Required task — Locate every line in the material below that has the word "Tempat". Copy each of those lines.

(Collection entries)
******
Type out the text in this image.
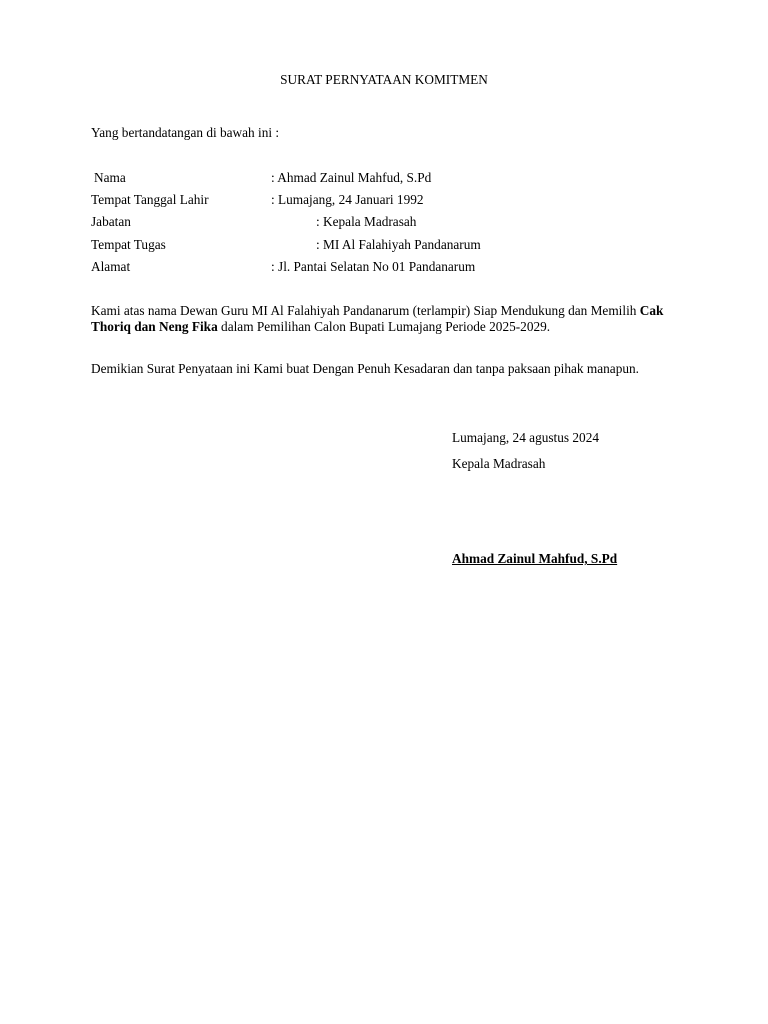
SURAT PERNYATAAN KOMITMEN
Yang bertandatangan di bawah ini :
Nama	: Ahmad Zainul Mahfud, S.Pd
Tempat Tanggal Lahir	: Lumajang, 24 Januari 1992
Jabatan	: Kepala Madrasah
Tempat Tugas	: MI Al Falahiyah Pandanarum
Alamat	: Jl. Pantai Selatan No 01 Pandanarum
Kami atas nama Dewan Guru MI Al Falahiyah Pandanarum (terlampir) Siap Mendukung dan Memilih Cak Thoriq dan Neng Fika dalam Pemilihan Calon Bupati Lumajang Periode 2025-2029.
Demikian Surat Penyataan ini Kami buat Dengan Penuh Kesadaran dan tanpa paksaan pihak manapun.
Lumajang, 24 agustus 2024
Kepala Madrasah
Ahmad Zainul Mahfud, S.Pd
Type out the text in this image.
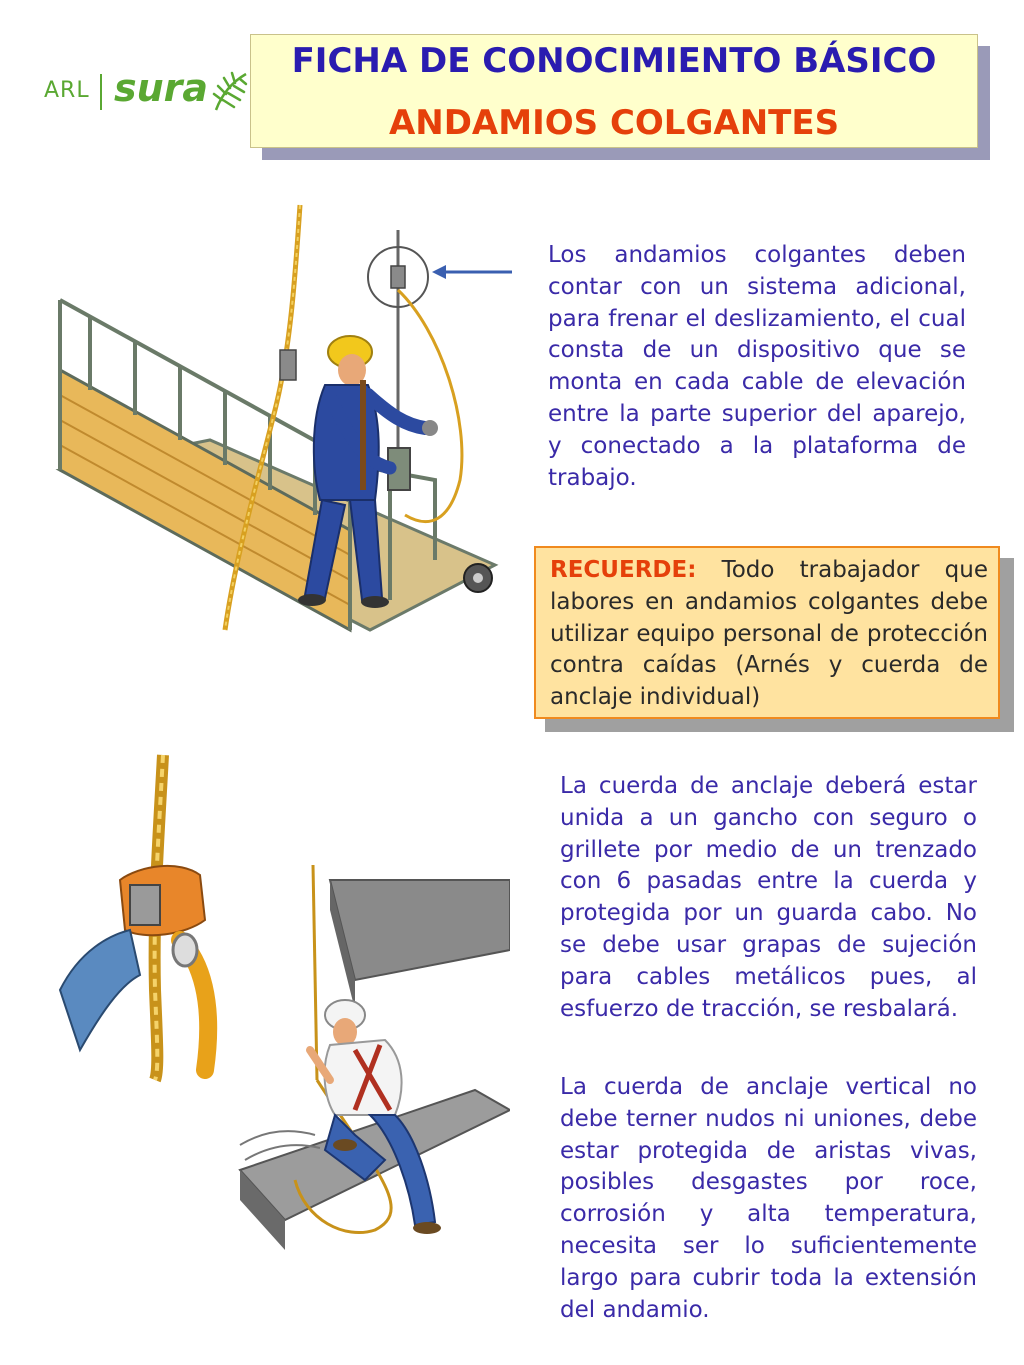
ARL sura
FICHA DE CONOCIMIENTO BÁSICO
ANDAMIOS COLGANTES

Los andamios colgantes deben contar con un sistema adicional, para frenar el deslizamiento, el cual consta de un dispositivo que se monta en cada cable de elevación entre la parte superior del aparejo, y conectado a la plataforma de trabajo.

RECUERDE: Todo trabajador que labores en andamios colgantes debe utilizar equipo personal de protección contra caídas (Arnés y cuerda de anclaje individual)

La cuerda de anclaje deberá estar unida a un gancho con seguro o grillete por medio de un trenzado con 6 pasadas entre la cuerda y protegida por un guarda cabo. No se debe usar grapas de sujeción para cables metálicos pues, al esfuerzo de tracción, se resbalará.

La cuerda de anclaje vertical no debe terner nudos ni uniones, debe estar protegida de aristas vivas, posibles desgastes por roce, corrosión y alta temperatura, necesita ser lo suficientemente largo para cubrir toda la extensión del andamio.
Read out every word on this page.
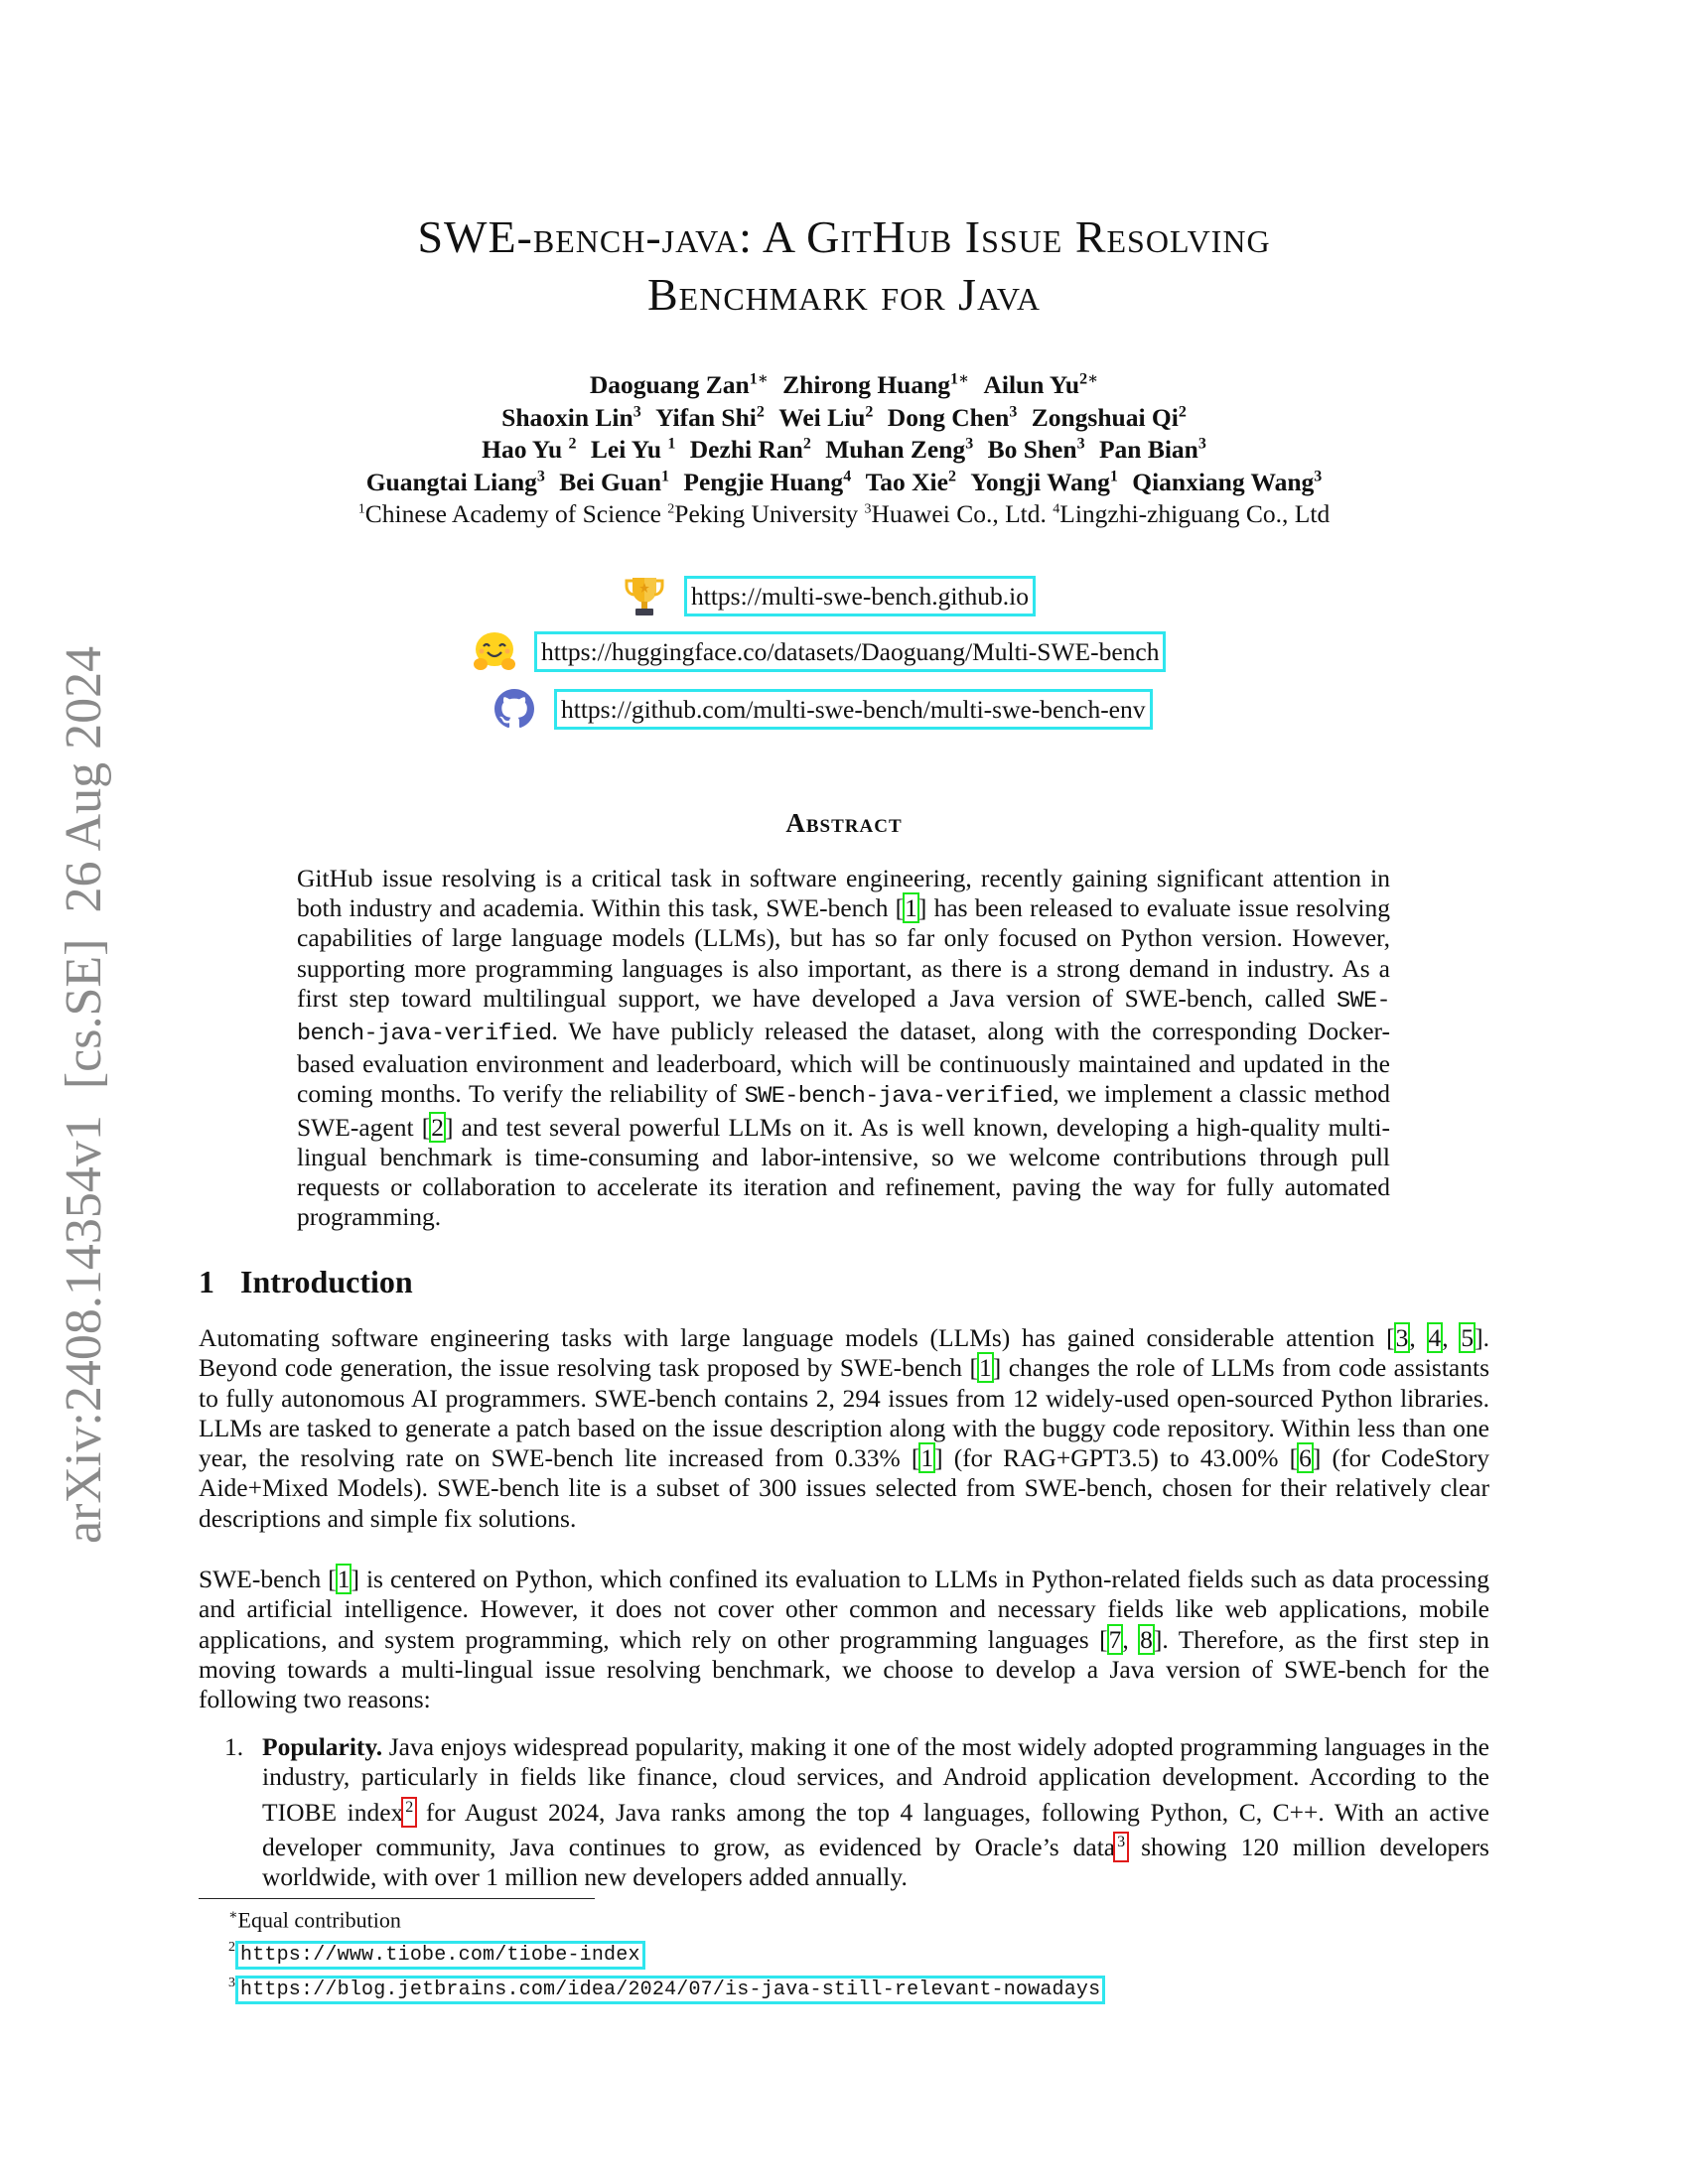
arXiv:2408.14354v1  [cs.SE]  26 Aug 2024
SWE-bench-java: A GitHub Issue Resolving
Benchmark for Java
Daoguang Zan$^{1∗}$ Zhirong Huang$^{1∗}$ Ailun $Yu^{2∗}$
Shaoxin Lin$^3$ Yifan Shi$^2$ Wei Liu$^2$ Dong Chen$^3$ Zongshuai Qi$^2$
Hao Yu $^2$ Lei Yu $^1$ Dezhi Ran$^2$ Muhan Zeng$^3$ Bo Shen$^3$ Pan Bian$^3$
Guangtai Liang$^3$ Bei Guan$^1$ Pengjie Huang$^4$ Tao Xie$^2$ Yongji Wang$^1$ Qianxiang Wang$^3$
$^1$Chinese Academy of Science $^2$Peking University $^3$Huawei Co., Ltd. $^4$Lingzhi-zhiguang Co., Ltd
https://multi-swe-bench.github.io
https://huggingface.co/datasets/Daoguang/Multi-SWE-bench
https://github.com/multi-swe-bench/multi-swe-bench-env
Abstract
GitHub issue resolving is a critical task in software engineering, recently gaining significant attention in both industry and academia. Within this task, SWE-bench [1] has been released to evaluate issue resolving capabilities of large language models (LLMs), but has so far only focused on Python version. However, supporting more programming languages is also important, as there is a strong demand in industry. As a first step toward multilingual support, we have developed a Java version of SWE-bench, called SWE-bench-java-verified. We have publicly released the dataset, along with the corresponding Docker-based evaluation environment and leaderboard, which will be continuously maintained and updated in the coming months. To verify the reliability of SWE-bench-java-verified, we implement a classic method SWE-agent [2] and test several powerful LLMs on it. As is well known, developing a high-quality multi-lingual benchmark is time-consuming and labor-intensive, so we welcome contributions through pull requests or collaboration to accelerate its iteration and refinement, paving the way for fully automated programming.
1 Introduction
Automating software engineering tasks with large language models (LLMs) has gained considerable attention [3, 4, 5]. Beyond code generation, the issue resolving task proposed by SWE-bench [1] changes the role of LLMs from code assistants to fully autonomous AI programmers. SWE-bench contains 2, 294 issues from 12 widely-used open-sourced Python libraries. LLMs are tasked to generate a patch based on the issue description along with the buggy code repository. Within less than one year, the resolving rate on SWE-bench lite increased from 0.33% [1] (for RAG+GPT3.5) to 43.00% [6] (for CodeStory Aide+Mixed Models). SWE-bench lite is a subset of 300 issues selected from SWE-bench, chosen for their relatively clear descriptions and simple fix solutions.
SWE-bench [1] is centered on Python, which confined its evaluation to LLMs in Python-related fields such as data processing and artificial intelligence. However, it does not cover other common and necessary fields like web applications, mobile applications, and system programming, which rely on other programming languages [7, 8]. Therefore, as the first step in moving towards a multi-lingual issue resolving benchmark, we choose to develop a Java version of SWE-bench for the following two reasons:
1. Popularity. Java enjoys widespread popularity, making it one of the most widely adopted programming languages in the industry, particularly in fields like finance, cloud services, and Android application development. According to the TIOBE index $^2$ for August 2024, Java ranks among the top 4 languages, following Python, C, C++. With an active developer community, Java continues to grow, as evidenced by Oracle’s data $^3$ showing 120 million developers worldwide, with over 1 million new developers added annually.
∗Equal contribution
$^2$ https://www.tiobe.com/tiobe-index
$^3$ https://blog.jetbrains.com/idea/2024/07/is-java-still-relevant-nowadays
******
Written solution —
Tempat Tanggal Lahir	: Lumajang, 24 Januari 1992
Tempat Tugas	: MI Al Falahiyah Pandanarum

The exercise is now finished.